Begin Records to process

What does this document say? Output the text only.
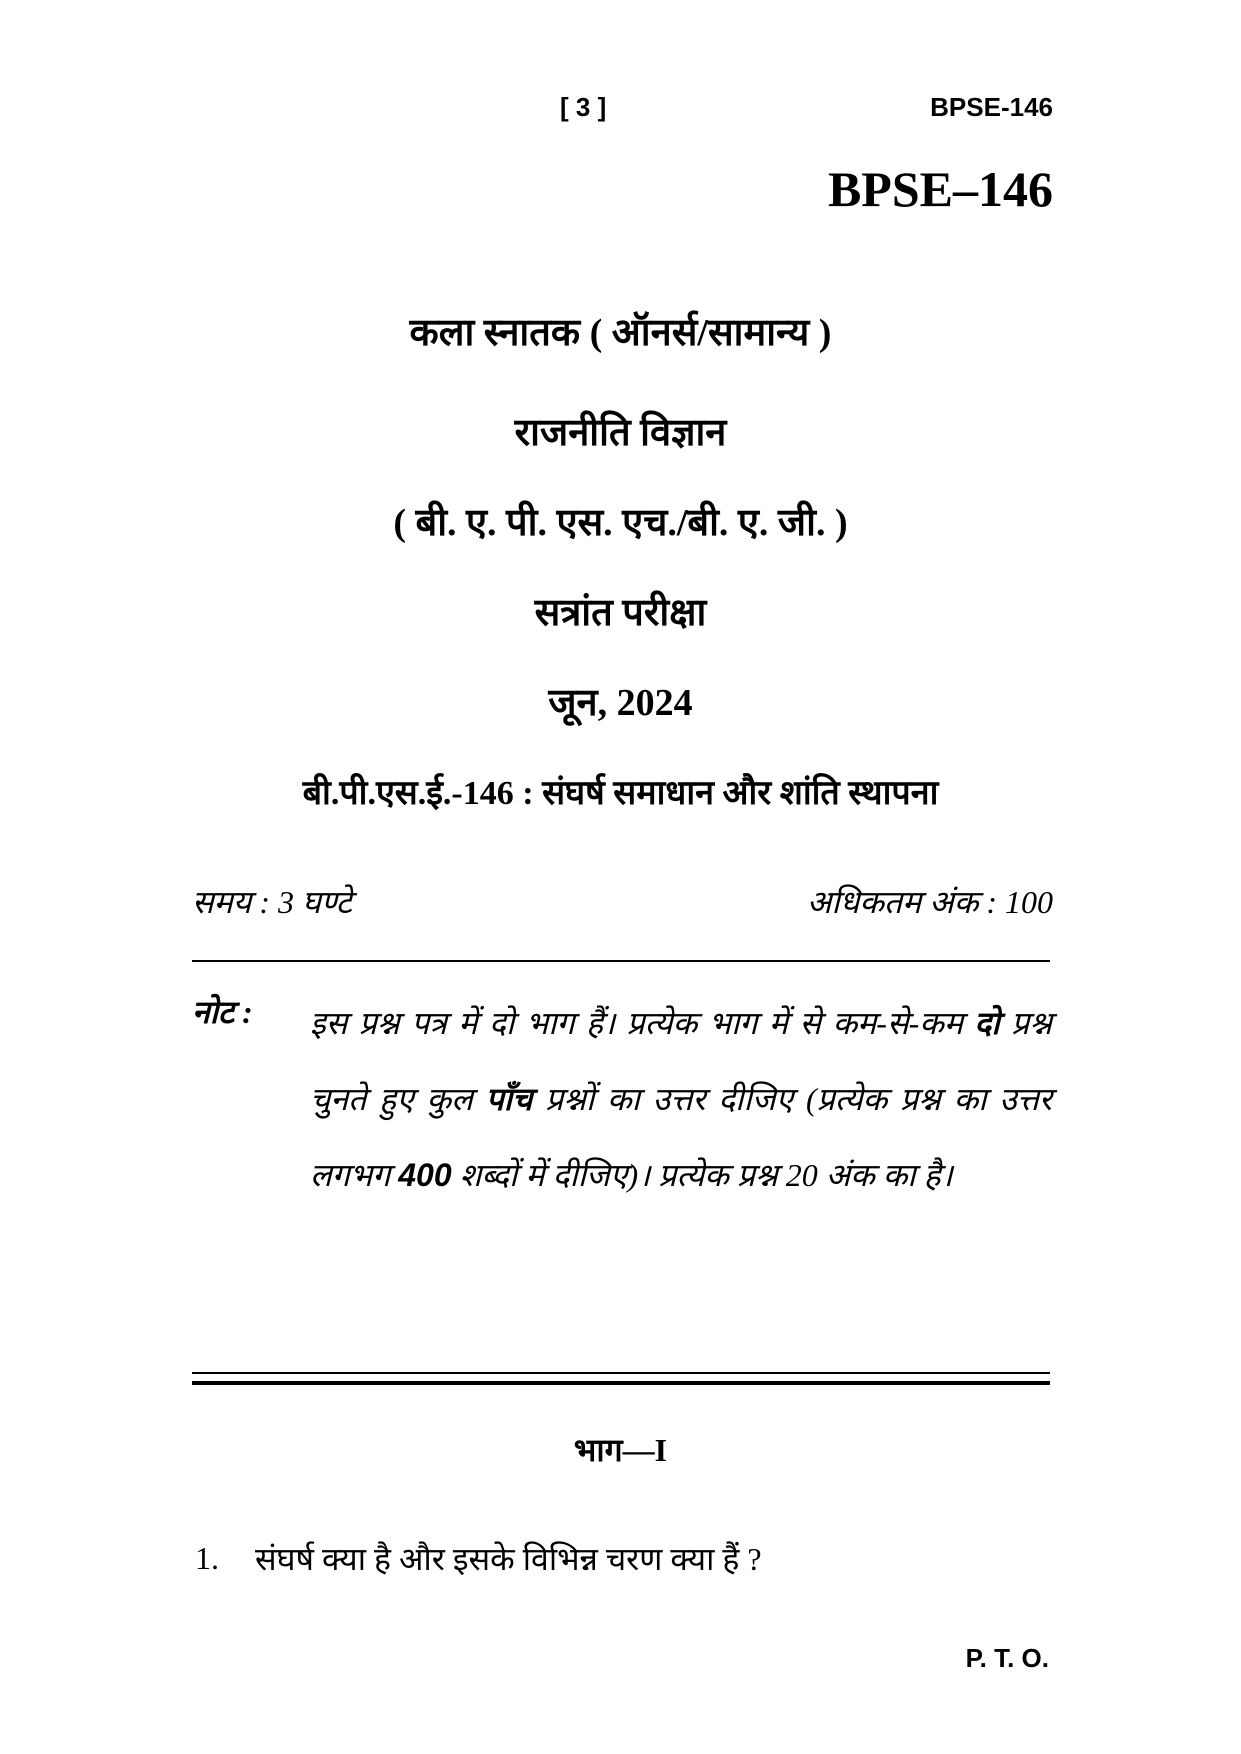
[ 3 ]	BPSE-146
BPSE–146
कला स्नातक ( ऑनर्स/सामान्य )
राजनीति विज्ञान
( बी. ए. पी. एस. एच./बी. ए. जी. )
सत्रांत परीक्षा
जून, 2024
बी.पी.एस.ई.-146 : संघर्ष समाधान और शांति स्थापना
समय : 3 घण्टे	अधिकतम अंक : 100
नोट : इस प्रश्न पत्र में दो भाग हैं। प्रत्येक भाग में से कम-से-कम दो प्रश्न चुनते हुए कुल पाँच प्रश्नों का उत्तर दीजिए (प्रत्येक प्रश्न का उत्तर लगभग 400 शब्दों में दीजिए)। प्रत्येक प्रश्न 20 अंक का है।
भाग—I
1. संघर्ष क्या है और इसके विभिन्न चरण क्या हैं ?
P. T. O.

End Records to process
Begin Records to process

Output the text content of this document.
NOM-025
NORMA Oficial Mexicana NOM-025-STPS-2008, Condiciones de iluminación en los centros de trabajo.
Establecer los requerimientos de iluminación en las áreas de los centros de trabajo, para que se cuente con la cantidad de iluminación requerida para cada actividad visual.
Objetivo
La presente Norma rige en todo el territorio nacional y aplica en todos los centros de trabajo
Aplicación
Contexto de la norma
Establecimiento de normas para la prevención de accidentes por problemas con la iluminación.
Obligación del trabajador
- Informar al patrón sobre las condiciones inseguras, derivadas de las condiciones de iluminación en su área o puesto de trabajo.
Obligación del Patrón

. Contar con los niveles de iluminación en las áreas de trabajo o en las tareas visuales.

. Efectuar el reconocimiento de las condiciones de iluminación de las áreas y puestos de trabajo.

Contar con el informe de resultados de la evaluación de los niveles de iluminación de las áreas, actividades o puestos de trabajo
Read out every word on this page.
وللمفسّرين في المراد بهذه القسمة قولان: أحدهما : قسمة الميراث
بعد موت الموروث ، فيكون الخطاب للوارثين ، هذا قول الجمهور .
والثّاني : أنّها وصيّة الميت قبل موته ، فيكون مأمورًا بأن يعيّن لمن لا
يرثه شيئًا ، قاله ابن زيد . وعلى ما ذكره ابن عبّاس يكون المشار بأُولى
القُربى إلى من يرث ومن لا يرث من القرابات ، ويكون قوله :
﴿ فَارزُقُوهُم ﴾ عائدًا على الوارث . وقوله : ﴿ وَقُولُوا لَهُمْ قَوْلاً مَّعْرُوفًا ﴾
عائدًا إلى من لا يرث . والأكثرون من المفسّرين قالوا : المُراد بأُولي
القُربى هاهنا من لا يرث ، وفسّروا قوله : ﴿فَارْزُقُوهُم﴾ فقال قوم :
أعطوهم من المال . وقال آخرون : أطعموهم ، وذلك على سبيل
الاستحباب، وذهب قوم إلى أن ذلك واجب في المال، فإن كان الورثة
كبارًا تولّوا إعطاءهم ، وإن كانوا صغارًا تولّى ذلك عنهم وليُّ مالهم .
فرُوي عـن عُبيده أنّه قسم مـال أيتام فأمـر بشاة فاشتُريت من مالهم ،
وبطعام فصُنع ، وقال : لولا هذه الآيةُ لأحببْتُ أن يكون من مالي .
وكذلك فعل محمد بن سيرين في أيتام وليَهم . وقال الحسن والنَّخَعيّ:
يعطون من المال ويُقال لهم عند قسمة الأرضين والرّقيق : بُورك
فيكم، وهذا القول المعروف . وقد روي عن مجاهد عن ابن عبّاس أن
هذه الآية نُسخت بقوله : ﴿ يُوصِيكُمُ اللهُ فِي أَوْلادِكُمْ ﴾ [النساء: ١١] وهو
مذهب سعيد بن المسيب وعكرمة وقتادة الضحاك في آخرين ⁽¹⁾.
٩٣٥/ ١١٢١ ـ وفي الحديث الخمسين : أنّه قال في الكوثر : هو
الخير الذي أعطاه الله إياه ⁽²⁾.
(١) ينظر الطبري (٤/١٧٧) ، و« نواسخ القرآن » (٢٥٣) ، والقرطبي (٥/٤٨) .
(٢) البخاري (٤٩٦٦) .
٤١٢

End Records to process

Directive:
Copy every line of the listing containing the string "فيكون".

Written solution:
بعد موت الموروث ، فيكون الخطاب للوارثين ، هذا قول الجمهور .
والثّاني : أنّها وصيّة الميت قبل موته ، فيكون مأمورًا بأن يعيّن لمن لا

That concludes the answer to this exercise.